— begin —

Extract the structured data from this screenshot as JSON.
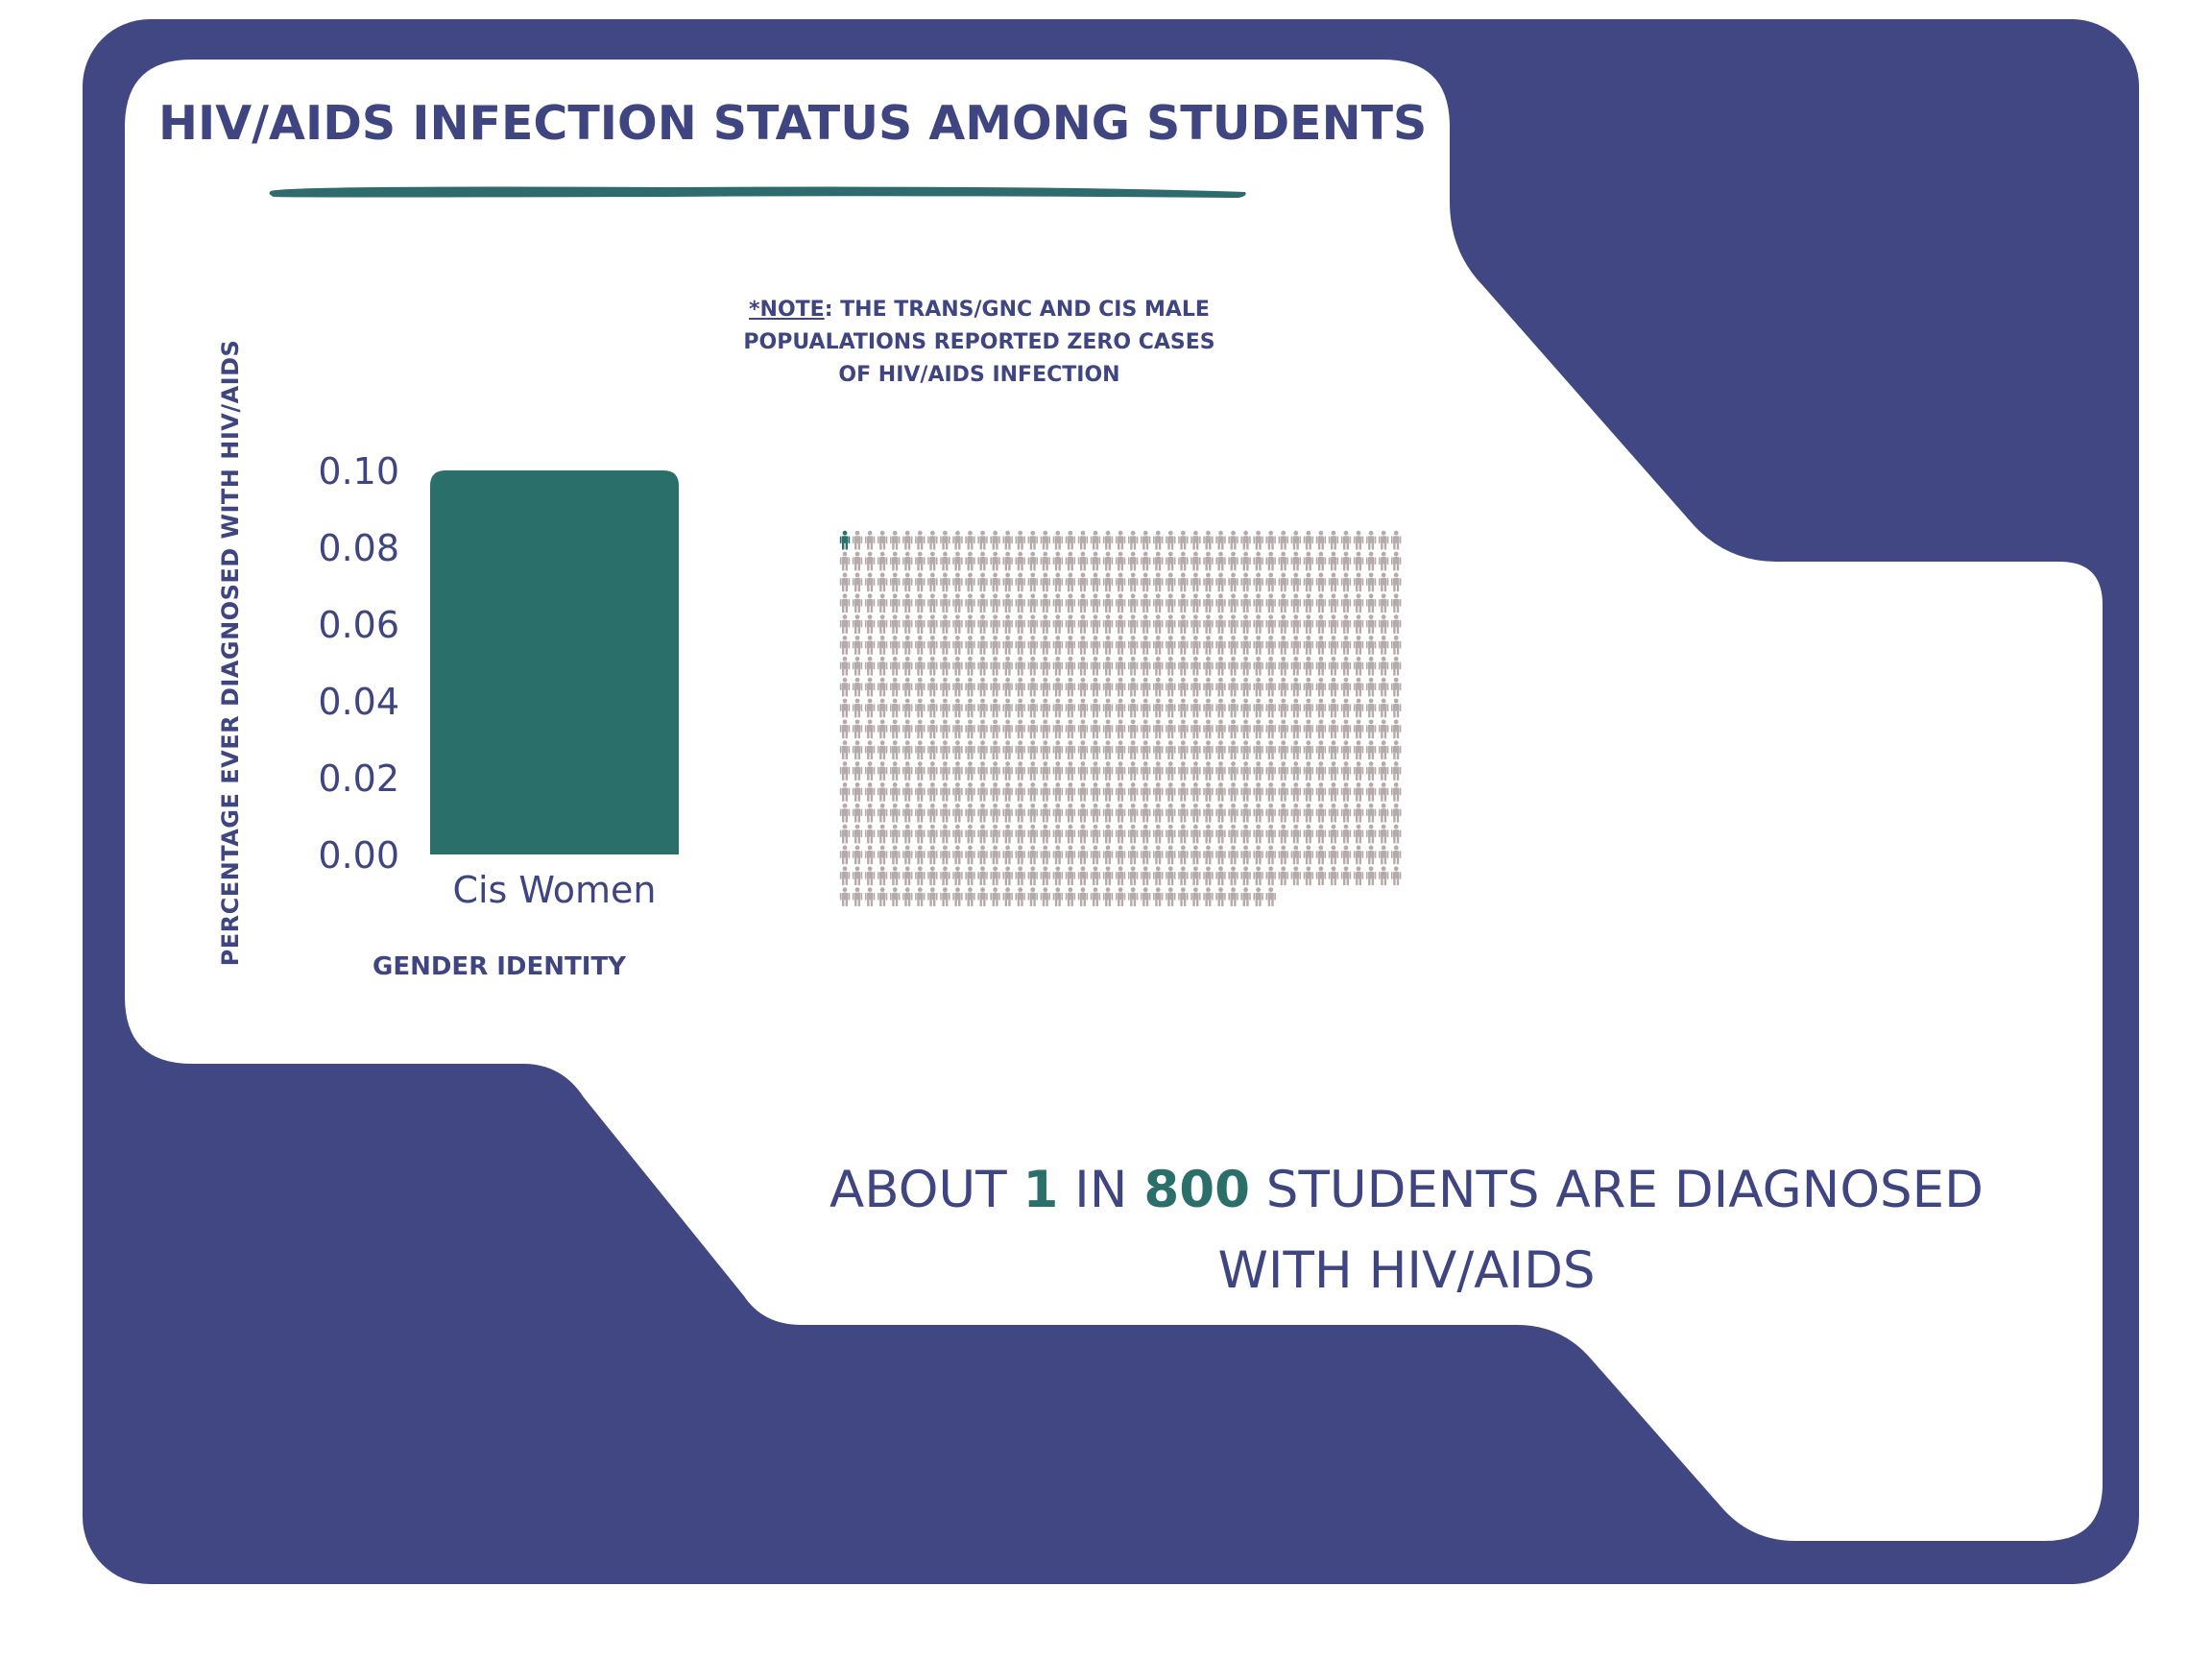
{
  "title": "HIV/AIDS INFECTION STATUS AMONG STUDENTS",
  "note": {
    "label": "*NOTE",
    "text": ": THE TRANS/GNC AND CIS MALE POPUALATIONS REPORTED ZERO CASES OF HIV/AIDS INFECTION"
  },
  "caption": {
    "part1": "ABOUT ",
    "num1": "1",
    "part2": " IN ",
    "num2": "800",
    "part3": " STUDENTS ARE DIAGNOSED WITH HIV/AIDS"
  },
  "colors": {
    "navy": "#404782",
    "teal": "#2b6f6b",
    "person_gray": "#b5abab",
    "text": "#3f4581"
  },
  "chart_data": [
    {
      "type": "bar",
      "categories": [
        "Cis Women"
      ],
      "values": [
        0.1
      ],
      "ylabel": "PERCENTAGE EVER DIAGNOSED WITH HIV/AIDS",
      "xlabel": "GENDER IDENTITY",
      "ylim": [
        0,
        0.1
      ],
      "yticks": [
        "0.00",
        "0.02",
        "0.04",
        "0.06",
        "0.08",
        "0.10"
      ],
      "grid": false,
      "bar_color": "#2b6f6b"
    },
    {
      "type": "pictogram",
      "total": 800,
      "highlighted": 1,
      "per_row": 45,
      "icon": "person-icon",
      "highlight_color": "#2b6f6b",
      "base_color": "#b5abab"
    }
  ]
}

— end —

▸ **Task requirements**:
Determine the count of lines in the data above with the string "INFECTION" in them, and give that count alone.

▸ **Response to the task**:
2